> _Your task_:
Answer with the number of lines in the listing below that contain the word "Баллы", and nothing else.

> _Record extracts_:
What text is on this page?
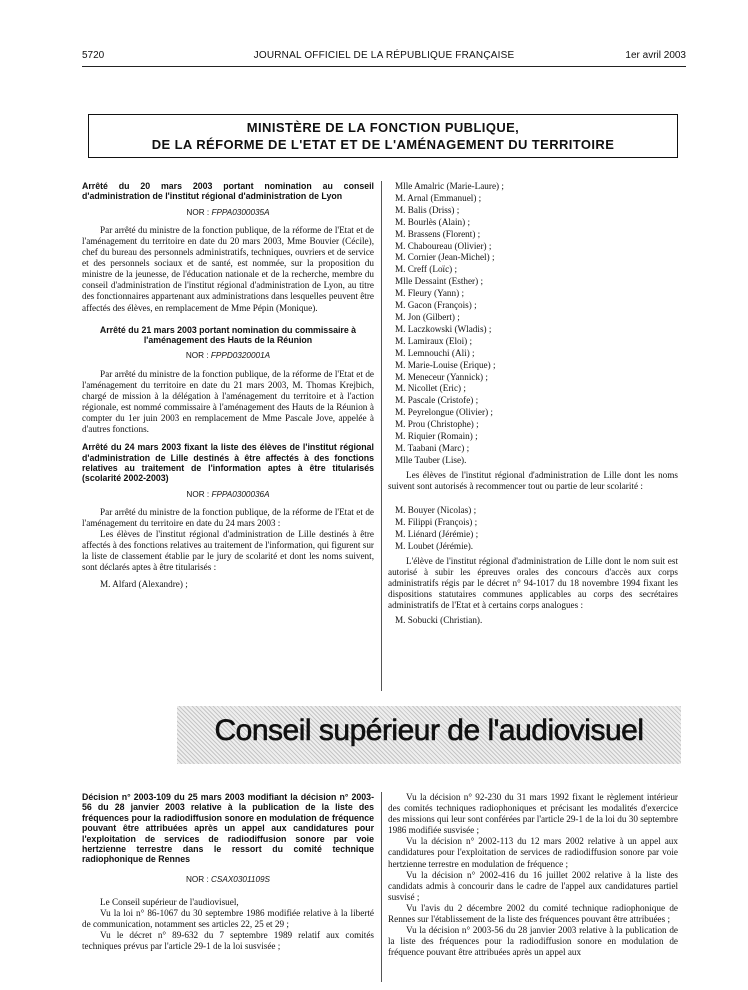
5720	JOURNAL OFFICIEL DE LA RÉPUBLIQUE FRANÇAISE	1er avril 2003
MINISTÈRE DE LA FONCTION PUBLIQUE,
DE LA RÉFORME DE L'ETAT ET DE L'AMÉNAGEMENT DU TERRITOIRE
Arrêté du 20 mars 2003 portant nomination au conseil d'administration de l'institut régional d'administration de Lyon
NOR : FPPA0300035A

Par arrêté du ministre de la fonction publique, de la réforme de l'Etat et de l'aménagement du territoire en date du 20 mars 2003, Mme Bouvier (Cécile), chef du bureau des personnels administratifs, techniques, ouvriers et de service et des personnels sociaux et de santé, est nommée, sur la proposition du ministre de la jeunesse, de l'éducation nationale et de la recherche, membre du conseil d'administration de l'institut régional d'administration de Lyon, au titre des fonctionnaires appartenant aux administrations dans lesquelles peuvent être affectés des élèves, en remplacement de Mme Pépin (Monique).

Arrêté du 21 mars 2003 portant nomination du commissaire à l'aménagement des Hauts de la Réunion
NOR : FPPD0320001A

Par arrêté du ministre de la fonction publique, de la réforme de l'Etat et de l'aménagement du territoire en date du 21 mars 2003, M. Thomas Krejbich, chargé de mission à la délégation à l'aménagement du territoire et à l'action régionale, est nommé commissaire à l'aménagement des Hauts de la Réunion à compter du 1er juin 2003 en remplacement de Mme Pascale Jove, appelée à d'autres fonctions.

Arrêté du 24 mars 2003 fixant la liste des élèves de l'institut régional d'administration de Lille destinés à être affectés à des fonctions relatives au traitement de l'information aptes à être titularisés (scolarité 2002-2003)
NOR : FPPA0300036A

Par arrêté du ministre de la fonction publique, de la réforme de l'Etat et de l'aménagement du territoire en date du 24 mars 2003 :

Les élèves de l'institut régional d'administration de Lille destinés à être affectés à des fonctions relatives au traitement de l'information, qui figurent sur la liste de classement établie par le jury de scolarité et dont les noms suivent, sont déclarés aptes à être titularisés :

M. Alfard (Alexandre) ;

Mlle Amalric (Marie-Laure) ;

M. Arnal (Emmanuel) ;

M. Balis (Driss) ;

M. Bourlès (Alain) ;

M. Brassens (Florent) ;

M. Chaboureau (Olivier) ;

M. Cornier (Jean-Michel) ;

M. Creff (Loïc) ;

Mlle Dessaint (Esther) ;

M. Fleury (Yann) ;

M. Gacon (François) ;

M. Jon (Gilbert) ;

M. Laczkowski (Wladis) ;

M. Lamiraux (Eloi) ;

M. Lemnouchi (Ali) ;

M. Marie-Louise (Erique) ;

M. Meneceur (Yannick) ;

M. Nicollet (Eric) ;

M. Pascale (Cristofe) ;

M. Peyrelongue (Olivier) ;

M. Prou (Christophe) ;

M. Riquier (Romain) ;

M. Taabani (Marc) ;

Mlle Tauber (Lise).

Les élèves de l'institut régional d'administration de Lille dont les noms suivent sont autorisés à recommencer tout ou partie de leur scolarité :

M. Bouyer (Nicolas) ;

M. Filippi (François) ;

M. Liénard (Jérémie) ;

M. Loubet (Jérémie).

L'élève de l'institut régional d'administration de Lille dont le nom suit est autorisé à subir les épreuves orales des concours d'accès aux corps administratifs régis par le décret n° 94-1017 du 18 novembre 1994 fixant les dispositions statutaires communes applicables au corps des secrétaires administratifs de l'Etat et à certains corps analogues :

M. Sobucki (Christian).

Conseil supérieur de l'audiovisuel
Décision n° 2003-109 du 25 mars 2003 modifiant la décision n° 2003-56 du 28 janvier 2003 relative à la publication de la liste des fréquences pour la radiodiffusion sonore en modulation de fréquence pouvant être attribuées après un appel aux candidatures pour l'exploitation de services de radiodiffusion sonore par voie hertzienne terrestre dans le ressort du comité technique radiophonique de Rennes
NOR : CSAX0301109S

Le Conseil supérieur de l'audiovisuel,

Vu la loi n° 86-1067 du 30 septembre 1986 modifiée relative à la liberté de communication, notamment ses articles 22, 25 et 29 ;

Vu le décret n° 89-632 du 7 septembre 1989 relatif aux comités techniques prévus par l'article 29-1 de la loi susvisée ;

Vu la décision n° 92-230 du 31 mars 1992 fixant le règlement intérieur des comités techniques radiophoniques et précisant les modalités d'exercice des missions qui leur sont conférées par l'article 29-1 de la loi du 30 septembre 1986 modifiée susvisée ;

Vu la décision n° 2002-113 du 12 mars 2002 relative à un appel aux candidatures pour l'exploitation de services de radiodiffusion sonore par voie hertzienne terrestre en modulation de fréquence ;

Vu la décision n° 2002-416 du 16 juillet 2002 relative à la liste des candidats admis à concourir dans le cadre de l'appel aux candidatures partiel susvisé ;

Vu l'avis du 2 décembre 2002 du comité technique radiophonique de Rennes sur l'établissement de la liste des fréquences pouvant être attribuées ;

Vu la décision n° 2003-56 du 28 janvier 2003 relative à la publication de la liste des fréquences pour la radiodiffusion sonore en modulation de fréquence pouvant être attribuées après un appel aux
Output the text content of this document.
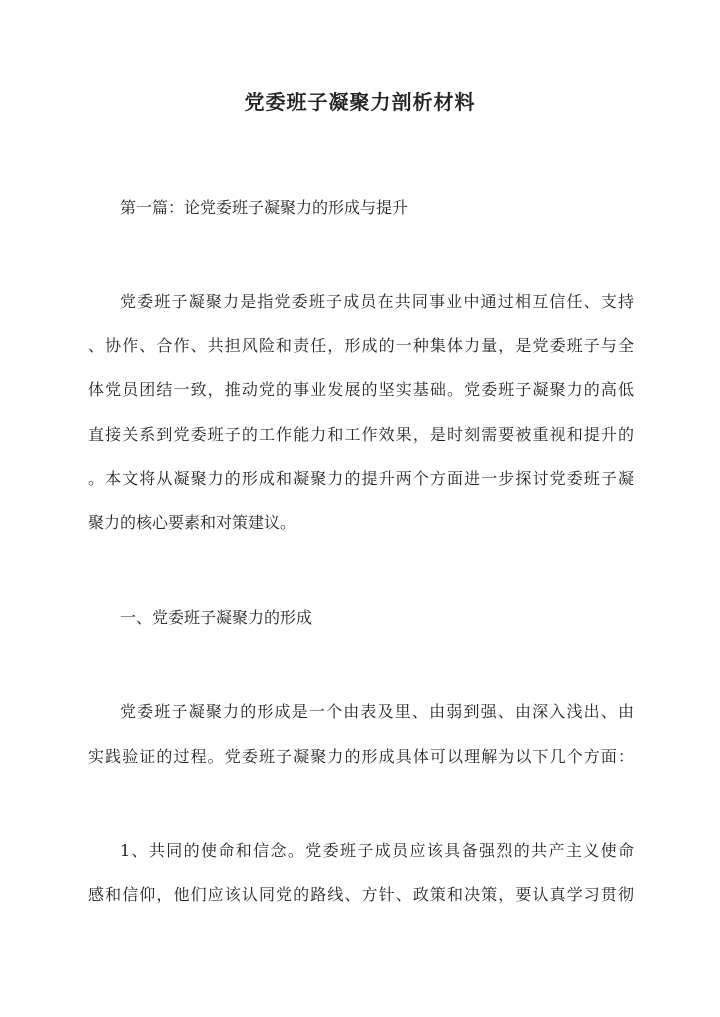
党委班子凝聚力剖析材料

第一篇：论党委班子凝聚力的形成与提升

党委班子凝聚力是指党委班子成员在共同事业中通过相互信任、支持

、协作、合作、共担风险和责任，形成的一种集体力量，是党委班子与全

体党员团结一致，推动党的事业发展的坚实基础。党委班子凝聚力的高低

直接关系到党委班子的工作能力和工作效果，是时刻需要被重视和提升的

。本文将从凝聚力的形成和凝聚力的提升两个方面进一步探讨党委班子凝

聚力的核心要素和对策建议。

一、党委班子凝聚力的形成

党委班子凝聚力的形成是一个由表及里、由弱到强、由深入浅出、由

实践验证的过程。党委班子凝聚力的形成具体可以理解为以下几个方面：

1、共同的使命和信念。党委班子成员应该具备强烈的共产主义使命

感和信仰，他们应该认同党的路线、方针、政策和决策，要认真学习贯彻
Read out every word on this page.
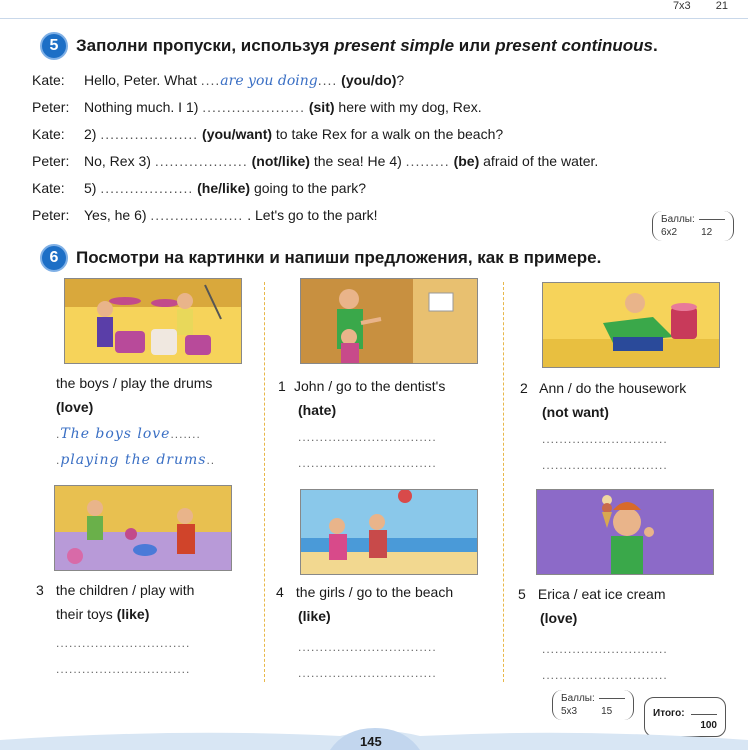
7x3 21
5	Заполни пропуски, используя present simple или present continuous.
Kate: Hello, Peter. What ....are you doing.... (you/do)?
Peter: Nothing much. I 1) ..................... (sit) here with my dog, Rex.
Kate: 2) .................... (you/want) to take Rex for a walk on the beach?
Peter: No, Rex 3) ................... (not/like) the sea! He 4) ......... (be) afraid of the water.
Kate: 5) ................... (he/like) going to the park?
Peter: Yes, he 6) ................... . Let's go to the park!	Баллы:
6x2 12
6	Посмотри на картинки и напиши предложения, как в примере.
the boys / play the drums
(love)
.The boys love.......
.playing the drums..
1 John / go to the dentist's
(hate)
................................
................................
2 Ann / do the housework
(not want)
.............................
.............................
3 the children / play with
their toys (like)
...............................
...............................
4 the girls / go to the beach
(like)
................................
................................
5 Erica / eat ice cream
(love)
.............................
.............................
Баллы:
5x3 15	Итого:
100
145
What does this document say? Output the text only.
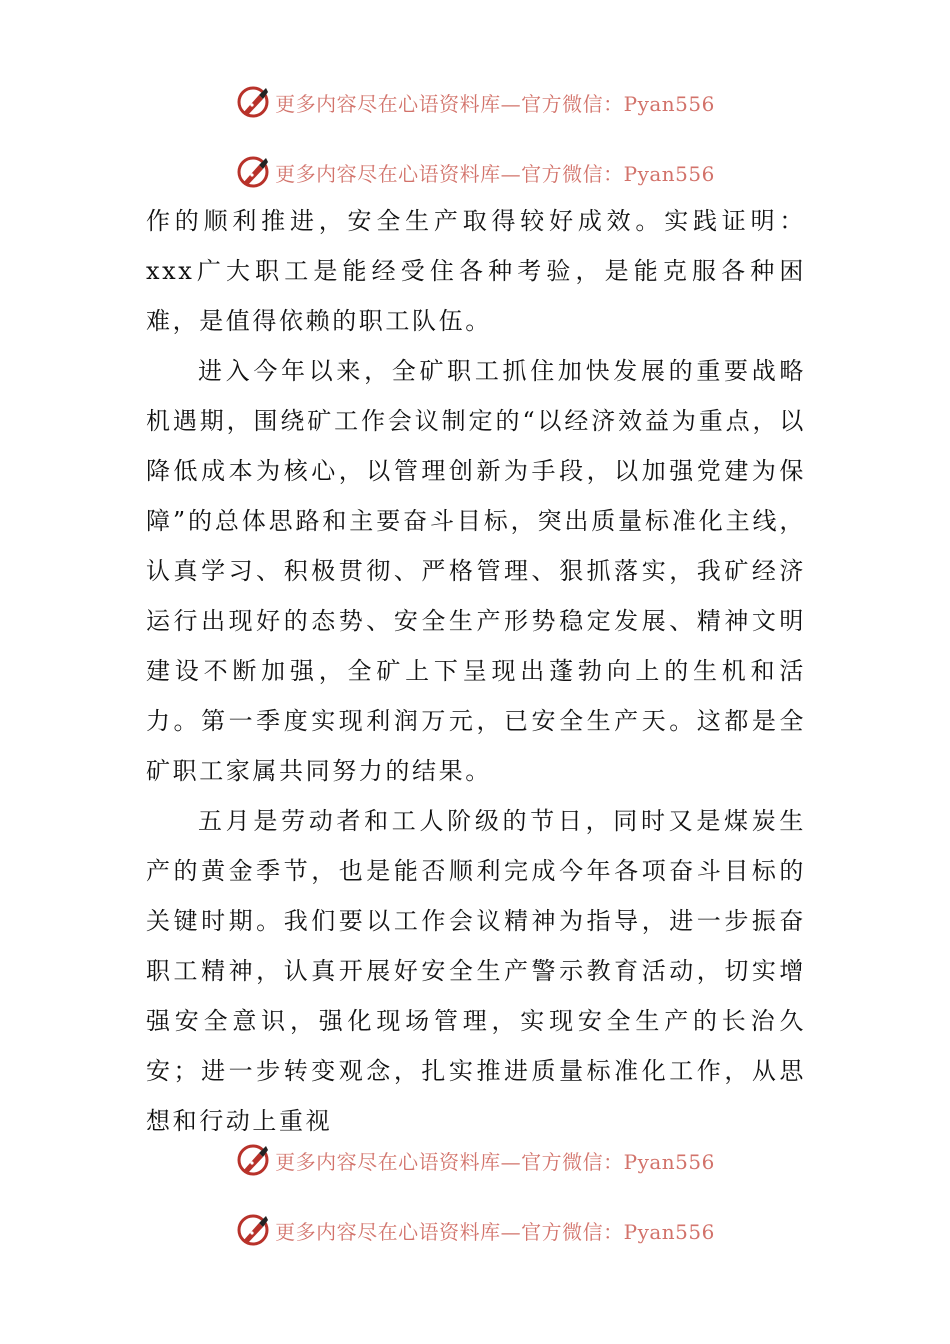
更多内容尽在心语资料库—官方微信：Pyan556
更多内容尽在心语资料库—官方微信：Pyan556

作的顺利推进，安全生产取得较好成效。实践证明：xxx广大职工是能经受住各种考验，是能克服各种困难，是值得依赖的职工队伍。

进入今年以来，全矿职工抓住加快发展的重要战略机遇期，围绕矿工作会议制定的“以经济效益为重点，以降低成本为核心，以管理创新为手段，以加强党建为保障”的总体思路和主要奋斗目标，突出质量标准化主线，认真学习、积极贯彻、严格管理、狠抓落实，我矿经济运行出现好的态势、安全生产形势稳定发展、精神文明建设不断加强，全矿上下呈现出蓬勃向上的生机和活力。第一季度实现利润万元，已安全生产天。这都是全矿职工家属共同努力的结果。

五月是劳动者和工人阶级的节日，同时又是煤炭生产的黄金季节，也是能否顺利完成今年各项奋斗目标的关键时期。我们要以工作会议精神为指导，进一步振奋职工精神，认真开展好安全生产警示教育活动，切实增强安全意识，强化现场管理，实现安全生产的长治久安；进一步转变观念，扎实推进质量标准化工作，从思想和行动上重视

更多内容尽在心语资料库—官方微信：Pyan556
更多内容尽在心语资料库—官方微信：Pyan556
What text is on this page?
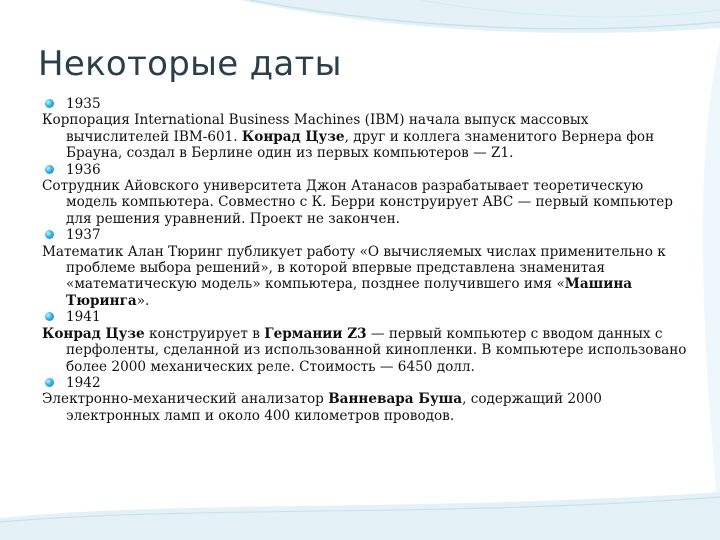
Некоторые даты
1935
Корпорация International Business Machines (IBM) начала выпуск массовых вычислителей IBM-601. Конрад Цузе, друг и коллега знаменитого Вернера фон Брауна, создал в Берлине один из первых компьютеров — Z1.
1936
Сотрудник Айовского университета Джон Атанасов разрабатывает теоретическую модель компьютера. Совместно с К. Берри конструирует ABC — первый компьютер для решения уравнений. Проект не закончен.
1937
Математик Алан Тюринг публикует работу «О вычисляемых числах применительно к проблеме выбора решений», в которой впервые представлена знаменитая «математическую модель» компьютера, позднее получившего имя «Машина Тюринга».
1941
Конрад Цузе конструирует в Германии Z3 — первый компьютер с вводом данных с перфоленты, сделанной из использованной кинопленки. В компьютере использовано более 2000 механических реле. Стоимость — 6450 долл.
1942
Электронно-механический анализатор Ванневара Буша, содержащий 2000 электронных ламп и около 400 километров проводов.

> _Exercise answer_:
2